**** Reading text ****

Posted by Jane F. Bolin, Esq. | Aug 21, 2019 | 0 Comments

The board is one of the most important aspects of a successful condo or homeowners' association. Learn how to assemble the right people for your board and what they should know.

Establishing a homeowners' association (HOA) or condo association involves many steps that can't be overlooked or circumvented. These include creating a business structure (like a nonprofit or an LLC), drafting governance documents, following local laws, and setting up a board of experienced people who can competently oversee operations.

The association board makes important decisions for the community about processes, guidelines, community rules, and how the board itself functions and members are elected. If you are in the process of establishing an association, it's important to know how to assemble the right group of people to make a successful board. Here's what to know and where to start.

Elect qualified members

First of all, because the board will be making a variety of decisions about how the association functions (which is essentially the way a business functions), the board members need to have knowledge in different areas. At a minimum, your board members should collectively have expertise in these areas:

  • Finances
  • Legal
  • Bookkeeping
  • Vendor management
  • Real estate
  • Insurance

It is also helpful to select a few individuals with experience managing other people, since resolving conflicts among homeowners and maintaining effective communication are also parts of the board's responsibilities.

Make sure board members can accept their responsibilities

Each state has its own laws regarding HOAs and associations, so it's important for board members to study your state's regulations and requirements. These requirements must then be embedded in the governing documents of the community, known as the covenants, conditions, and regulations (CC&Rs) and the bylaws. The board is essentially responsible, legally, for the association, so it's no small consideration.

Because the board has the responsibility of upholding the rules, it's important that board members can actively pursue any complaints or violations within the community. If rules are being broken, they need to be addressed by the board and fines incurred, or, sometimes, rules need to be updated according to the wishes of the homeowners' in the community. Conflict resolution is an important part of a healthy association and the board is responsible for making that successful.

****

◆ Tasks to perform ◆
a. Rewrite the passage of the HOA board article that starts at the words "The board is one" and stops after the words "competently oversee operations.", replacing "board" with "council".
b. Name every area of expertise that the HOA board article says board members should collectively have at a minimum.
c. Continue the article on setting up an HOA board from the point where it ends.

**** Information supplied ****

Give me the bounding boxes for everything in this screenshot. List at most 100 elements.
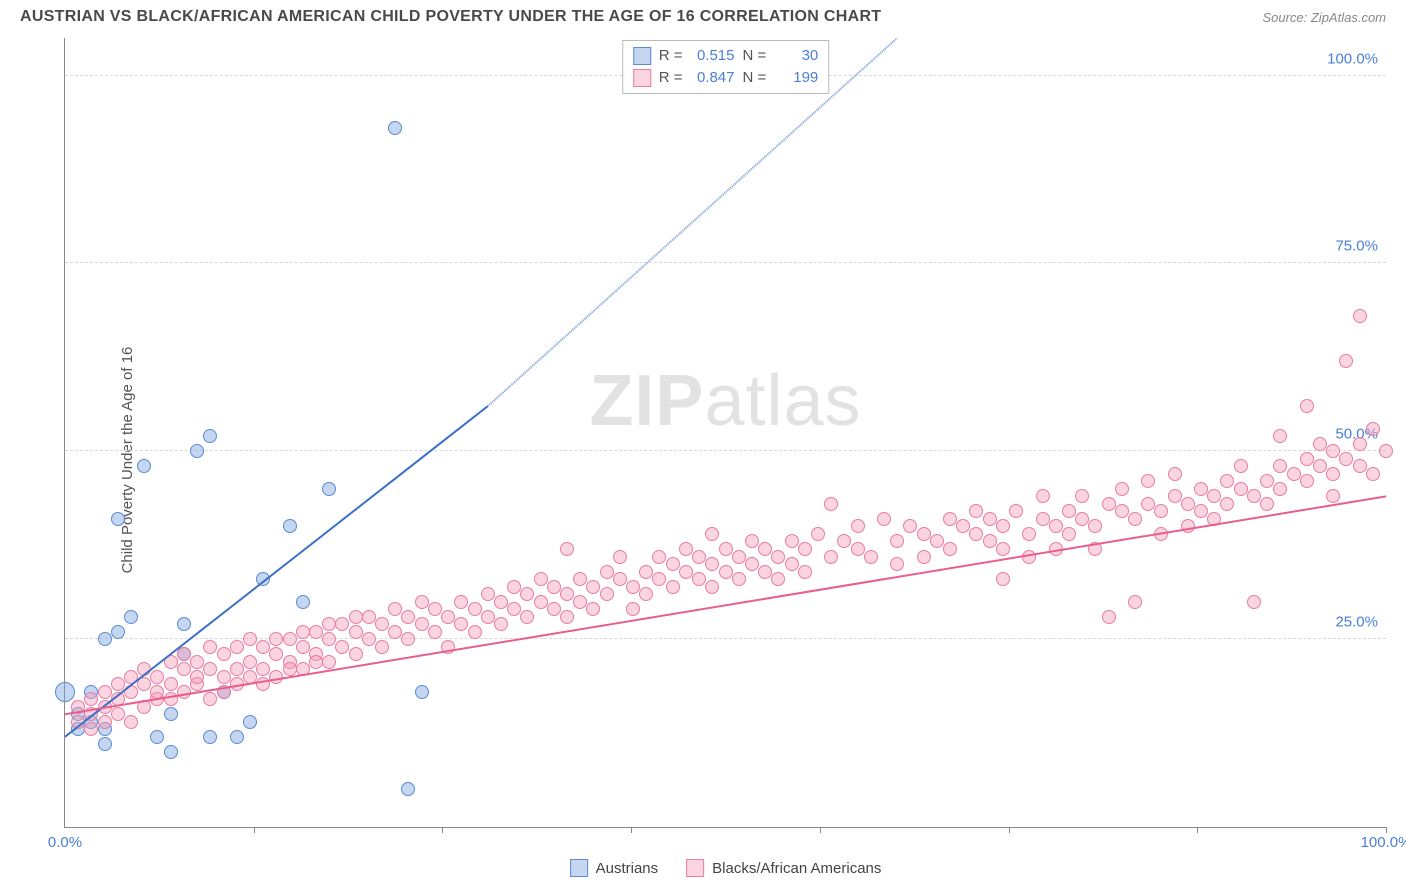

****

◆ Results of the exercise ◆
a.
The council is one of the most important aspects of a successful condo or homeowners' association. Learn how to assemble the right people for your council and what they should know.

Establishing a homeowners' association (HOA) or condo association involves many steps that can't be overlooked or circumvented. These include creating a business structure (like a nonprofit or an LLC), drafting governance documents, following local laws, and setting up a council of experienced people who can competently oversee operations.

b. Finances, legal, bookkeeping, vendor management, real estate, and insurance.

c.
The face of the association

Board members should also realize that they are representing the association. Members of the board must always keep the interests of the community in mind — and this can be difficult because they live in the association, too. Board members must speak for the members of the community and take their interests to heart.

Board members deal with claims and complaints, where they must strive to protect the rights of the home or unit owners. They represent the collective interests of the community members while at the same time upholding its laws and regulations to those members. It is one of their most important responsibilities.

Be open to outside help

You may not have candidates with legal or financial experience when assembling the board. In that case, consider seeking the advice of outside legal counsel or hiring an accountant. The most important thing is for the association to follow and uphold the applicable laws and be financially viable. If you can't provide either of those things with the board members available, it makes sense to hire an expert.

Some community associations hire outside management companies to take over many of the tasks of running the association. This can also help if conflicts arise between the association board and community members. A lot of legwork can be taken on by the management company, including administrative tasks and enforcing rules and fines. These professionals also have knowledge and experience managing properties that the board can lean on.

Even when you have a solid, experienced board to govern the community, it's still not a bad idea to seek outside advisors. The team at PeytonBolin is ready to help. Get in touch with us today to learn about the legal services we provide and how we can assist you in creating a successful HOA or condo association.

About the Author

Jane F. Bolin, Esq.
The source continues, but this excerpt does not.